-- Aim --
The records that follow need to be output exactly as they are.

-- Entries taken from a collection --

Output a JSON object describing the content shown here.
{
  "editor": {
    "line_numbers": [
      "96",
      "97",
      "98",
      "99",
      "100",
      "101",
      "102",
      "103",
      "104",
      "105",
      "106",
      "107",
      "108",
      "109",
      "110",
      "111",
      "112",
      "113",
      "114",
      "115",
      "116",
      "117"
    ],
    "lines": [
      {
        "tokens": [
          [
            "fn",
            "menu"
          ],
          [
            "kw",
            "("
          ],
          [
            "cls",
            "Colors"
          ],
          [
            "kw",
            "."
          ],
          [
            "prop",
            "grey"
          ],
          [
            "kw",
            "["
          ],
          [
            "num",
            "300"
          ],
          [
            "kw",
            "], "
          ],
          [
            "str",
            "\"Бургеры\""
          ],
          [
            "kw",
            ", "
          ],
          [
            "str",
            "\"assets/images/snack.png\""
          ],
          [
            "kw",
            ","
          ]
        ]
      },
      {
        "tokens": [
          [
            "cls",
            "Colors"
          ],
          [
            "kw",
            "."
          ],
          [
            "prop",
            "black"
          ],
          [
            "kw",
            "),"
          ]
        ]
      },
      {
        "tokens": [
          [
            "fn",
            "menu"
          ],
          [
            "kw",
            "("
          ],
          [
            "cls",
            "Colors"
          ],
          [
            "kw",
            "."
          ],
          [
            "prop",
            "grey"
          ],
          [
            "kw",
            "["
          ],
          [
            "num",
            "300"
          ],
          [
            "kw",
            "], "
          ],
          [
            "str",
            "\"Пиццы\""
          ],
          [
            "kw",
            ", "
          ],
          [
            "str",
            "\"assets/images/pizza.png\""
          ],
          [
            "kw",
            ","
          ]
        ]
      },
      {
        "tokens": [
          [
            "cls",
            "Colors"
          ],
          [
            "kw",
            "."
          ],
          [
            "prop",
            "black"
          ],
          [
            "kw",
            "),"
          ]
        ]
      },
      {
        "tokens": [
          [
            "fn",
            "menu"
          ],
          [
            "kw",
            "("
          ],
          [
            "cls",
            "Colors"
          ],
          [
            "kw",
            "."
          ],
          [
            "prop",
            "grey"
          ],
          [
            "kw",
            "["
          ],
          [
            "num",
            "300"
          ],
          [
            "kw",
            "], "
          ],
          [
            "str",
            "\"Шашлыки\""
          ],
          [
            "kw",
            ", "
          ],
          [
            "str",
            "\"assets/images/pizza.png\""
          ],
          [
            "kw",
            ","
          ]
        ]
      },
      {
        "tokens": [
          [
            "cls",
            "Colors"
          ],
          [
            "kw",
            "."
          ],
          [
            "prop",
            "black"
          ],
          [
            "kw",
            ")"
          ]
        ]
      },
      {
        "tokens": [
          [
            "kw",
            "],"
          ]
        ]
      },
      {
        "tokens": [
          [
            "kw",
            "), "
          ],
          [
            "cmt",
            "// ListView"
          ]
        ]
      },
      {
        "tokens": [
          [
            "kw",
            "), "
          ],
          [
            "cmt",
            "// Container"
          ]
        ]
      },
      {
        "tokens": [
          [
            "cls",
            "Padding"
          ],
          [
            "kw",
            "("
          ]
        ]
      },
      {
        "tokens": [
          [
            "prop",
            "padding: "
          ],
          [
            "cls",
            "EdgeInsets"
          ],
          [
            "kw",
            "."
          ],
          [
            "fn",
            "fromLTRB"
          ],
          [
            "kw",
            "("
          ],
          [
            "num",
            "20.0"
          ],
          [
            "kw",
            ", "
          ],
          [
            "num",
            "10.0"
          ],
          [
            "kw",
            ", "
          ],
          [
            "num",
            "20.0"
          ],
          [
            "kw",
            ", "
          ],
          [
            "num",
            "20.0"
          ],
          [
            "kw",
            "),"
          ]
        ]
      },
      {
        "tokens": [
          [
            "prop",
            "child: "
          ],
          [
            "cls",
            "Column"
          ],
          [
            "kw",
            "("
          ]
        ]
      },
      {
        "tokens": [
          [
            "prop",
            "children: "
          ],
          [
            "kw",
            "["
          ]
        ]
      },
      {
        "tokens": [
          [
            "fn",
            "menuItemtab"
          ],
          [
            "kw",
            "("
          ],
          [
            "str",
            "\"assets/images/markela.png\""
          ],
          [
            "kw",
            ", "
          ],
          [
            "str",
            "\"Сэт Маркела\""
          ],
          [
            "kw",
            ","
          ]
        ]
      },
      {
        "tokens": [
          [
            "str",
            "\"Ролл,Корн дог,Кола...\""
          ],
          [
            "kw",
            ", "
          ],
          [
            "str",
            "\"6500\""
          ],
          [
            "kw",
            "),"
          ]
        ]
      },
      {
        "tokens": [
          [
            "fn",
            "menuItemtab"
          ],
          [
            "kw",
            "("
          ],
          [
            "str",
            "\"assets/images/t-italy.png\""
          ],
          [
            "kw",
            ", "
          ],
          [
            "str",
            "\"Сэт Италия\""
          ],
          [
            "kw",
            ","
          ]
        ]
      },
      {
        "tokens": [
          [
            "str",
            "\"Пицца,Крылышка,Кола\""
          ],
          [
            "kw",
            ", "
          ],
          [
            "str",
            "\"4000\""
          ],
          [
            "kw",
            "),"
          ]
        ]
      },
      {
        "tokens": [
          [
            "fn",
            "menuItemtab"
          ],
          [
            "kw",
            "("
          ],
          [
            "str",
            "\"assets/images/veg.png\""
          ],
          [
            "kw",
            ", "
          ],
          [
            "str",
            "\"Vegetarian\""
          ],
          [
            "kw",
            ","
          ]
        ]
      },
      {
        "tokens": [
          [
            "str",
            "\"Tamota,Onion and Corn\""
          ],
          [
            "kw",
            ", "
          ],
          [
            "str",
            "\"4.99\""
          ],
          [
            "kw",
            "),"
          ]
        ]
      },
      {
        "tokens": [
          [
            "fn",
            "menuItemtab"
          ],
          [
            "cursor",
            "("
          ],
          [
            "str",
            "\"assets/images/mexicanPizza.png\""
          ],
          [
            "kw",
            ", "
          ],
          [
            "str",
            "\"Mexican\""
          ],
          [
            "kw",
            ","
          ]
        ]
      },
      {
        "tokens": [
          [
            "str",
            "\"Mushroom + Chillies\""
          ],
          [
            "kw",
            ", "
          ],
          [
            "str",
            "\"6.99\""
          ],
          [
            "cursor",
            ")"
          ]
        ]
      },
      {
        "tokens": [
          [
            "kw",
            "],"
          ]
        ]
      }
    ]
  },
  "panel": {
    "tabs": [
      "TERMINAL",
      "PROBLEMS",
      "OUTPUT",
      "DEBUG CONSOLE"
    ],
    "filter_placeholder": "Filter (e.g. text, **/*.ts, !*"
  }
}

-- Task result --
Output a JSON object describing the content shown here.
{
  "editor": {
    "line_numbers": [
      "96",
      "97",
      "98",
      "99",
      "100",
      "101",
      "102",
      "103",
      "104",
      "105",
      "106",
      "107",
      "108",
      "109",
      "110",
      "111",
      "112",
      "113",
      "114",
      "115",
      "116",
      "117"
    ],
    "lines": [
      {
        "tokens": [
          [
            "fn",
            "menu"
          ],
          [
            "kw",
            "("
          ],
          [
            "cls",
            "Colors"
          ],
          [
            "kw",
            "."
          ],
          [
            "prop",
            "grey"
          ],
          [
            "kw",
            "["
          ],
          [
            "num",
            "300"
          ],
          [
            "kw",
            "], "
          ],
          [
            "str",
            "\"Бургеры\""
          ],
          [
            "kw",
            ", "
          ],
          [
            "str",
            "\"assets/images/snack.png\""
          ],
          [
            "kw",
            ","
          ]
        ]
      },
      {
        "tokens": [
          [
            "cls",
            "Colors"
          ],
          [
            "kw",
            "."
          ],
          [
            "prop",
            "black"
          ],
          [
            "kw",
            "),"
          ]
        ]
      },
      {
        "tokens": [
          [
            "fn",
            "menu"
          ],
          [
            "kw",
            "("
          ],
          [
            "cls",
            "Colors"
          ],
          [
            "kw",
            "."
          ],
          [
            "prop",
            "grey"
          ],
          [
            "kw",
            "["
          ],
          [
            "num",
            "300"
          ],
          [
            "kw",
            "], "
          ],
          [
            "str",
            "\"Пиццы\""
          ],
          [
            "kw",
            ", "
          ],
          [
            "str",
            "\"assets/images/pizza.png\""
          ],
          [
            "kw",
            ","
          ]
        ]
      },
      {
        "tokens": [
          [
            "cls",
            "Colors"
          ],
          [
            "kw",
            "."
          ],
          [
            "prop",
            "black"
          ],
          [
            "kw",
            "),"
          ]
        ]
      },
      {
        "tokens": [
          [
            "fn",
            "menu"
          ],
          [
            "kw",
            "("
          ],
          [
            "cls",
            "Colors"
          ],
          [
            "kw",
            "."
          ],
          [
            "prop",
            "grey"
          ],
          [
            "kw",
            "["
          ],
          [
            "num",
            "300"
          ],
          [
            "kw",
            "], "
          ],
          [
            "str",
            "\"Шашлыки\""
          ],
          [
            "kw",
            ", "
          ],
          [
            "str",
            "\"assets/images/pizza.png\""
          ],
          [
            "kw",
            ","
          ]
        ]
      },
      {
        "tokens": [
          [
            "cls",
            "Colors"
          ],
          [
            "kw",
            "."
          ],
          [
            "prop",
            "black"
          ],
          [
            "kw",
            ")"
          ]
        ]
      },
      {
        "tokens": [
          [
            "kw",
            "],"
          ]
        ]
      },
      {
        "tokens": [
          [
            "kw",
            "), "
          ],
          [
            "cmt",
            "// ListView"
          ]
        ]
      },
      {
        "tokens": [
          [
            "kw",
            "), "
          ],
          [
            "cmt",
            "// Container"
          ]
        ]
      },
      {
        "tokens": [
          [
            "cls",
            "Padding"
          ],
          [
            "kw",
            "("
          ]
        ]
      },
      {
        "tokens": [
          [
            "prop",
            "padding: "
          ],
          [
            "cls",
            "EdgeInsets"
          ],
          [
            "kw",
            "."
          ],
          [
            "fn",
            "fromLTRB"
          ],
          [
            "kw",
            "("
          ],
          [
            "num",
            "20.0"
          ],
          [
            "kw",
            ", "
          ],
          [
            "num",
            "10.0"
          ],
          [
            "kw",
            ", "
          ],
          [
            "num",
            "20.0"
          ],
          [
            "kw",
            ", "
          ],
          [
            "num",
            "20.0"
          ],
          [
            "kw",
            "),"
          ]
        ]
      },
      {
        "tokens": [
          [
            "prop",
            "child: "
          ],
          [
            "cls",
            "Column"
          ],
          [
            "kw",
            "("
          ]
        ]
      },
      {
        "tokens": [
          [
            "prop",
            "children: "
          ],
          [
            "kw",
            "["
          ]
        ]
      },
      {
        "tokens": [
          [
            "fn",
            "menuItemtab"
          ],
          [
            "kw",
            "("
          ],
          [
            "str",
            "\"assets/images/markela.png\""
          ],
          [
            "kw",
            ", "
          ],
          [
            "str",
            "\"Сэт Маркела\""
          ],
          [
            "kw",
            ","
          ]
        ]
      },
      {
        "tokens": [
          [
            "str",
            "\"Ролл,Корн дог,Кола...\""
          ],
          [
            "kw",
            ", "
          ],
          [
            "str",
            "\"6500\""
          ],
          [
            "kw",
            "),"
          ]
        ]
      },
      {
        "tokens": [
          [
            "fn",
            "menuItemtab"
          ],
          [
            "kw",
            "("
          ],
          [
            "str",
            "\"assets/images/t-italy.png\""
          ],
          [
            "kw",
            ", "
          ],
          [
            "str",
            "\"Сэт Италия\""
          ],
          [
            "kw",
            ","
          ]
        ]
      },
      {
        "tokens": [
          [
            "str",
            "\"Пицца,Крылышка,Кола\""
          ],
          [
            "kw",
            ", "
          ],
          [
            "str",
            "\"4000\""
          ],
          [
            "kw",
            "),"
          ]
        ]
      },
      {
        "tokens": [
          [
            "fn",
            "menuItemtab"
          ],
          [
            "kw",
            "("
          ],
          [
            "str",
            "\"assets/images/veg.png\""
          ],
          [
            "kw",
            ", "
          ],
          [
            "str",
            "\"Vegetarian\""
          ],
          [
            "kw",
            ","
          ]
        ]
      },
      {
        "tokens": [
          [
            "str",
            "\"Tamota,Onion and Corn\""
          ],
          [
            "kw",
            ", "
          ],
          [
            "str",
            "\"4.99\""
          ],
          [
            "kw",
            "),"
          ]
        ]
      },
      {
        "tokens": [
          [
            "fn",
            "menuItemtab"
          ],
          [
            "cursor",
            "("
          ],
          [
            "str",
            "\"assets/images/mexicanPizza.png\""
          ],
          [
            "kw",
            ", "
          ],
          [
            "str",
            "\"Mexican\""
          ],
          [
            "kw",
            ","
          ]
        ]
      },
      {
        "tokens": [
          [
            "str",
            "\"Mushroom + Chillies\""
          ],
          [
            "kw",
            ", "
          ],
          [
            "str",
            "\"6.99\""
          ],
          [
            "cursor",
            ")"
          ]
        ]
      },
      {
        "tokens": [
          [
            "kw",
            "],"
          ]
        ]
      }
    ]
  },
  "panel": {
    "tabs": [
      "TERMINAL",
      "PROBLEMS",
      "OUTPUT",
      "DEBUG CONSOLE"
    ],
    "filter_placeholder": "Filter (e.g. text, **/*.ts, !*"
  }
}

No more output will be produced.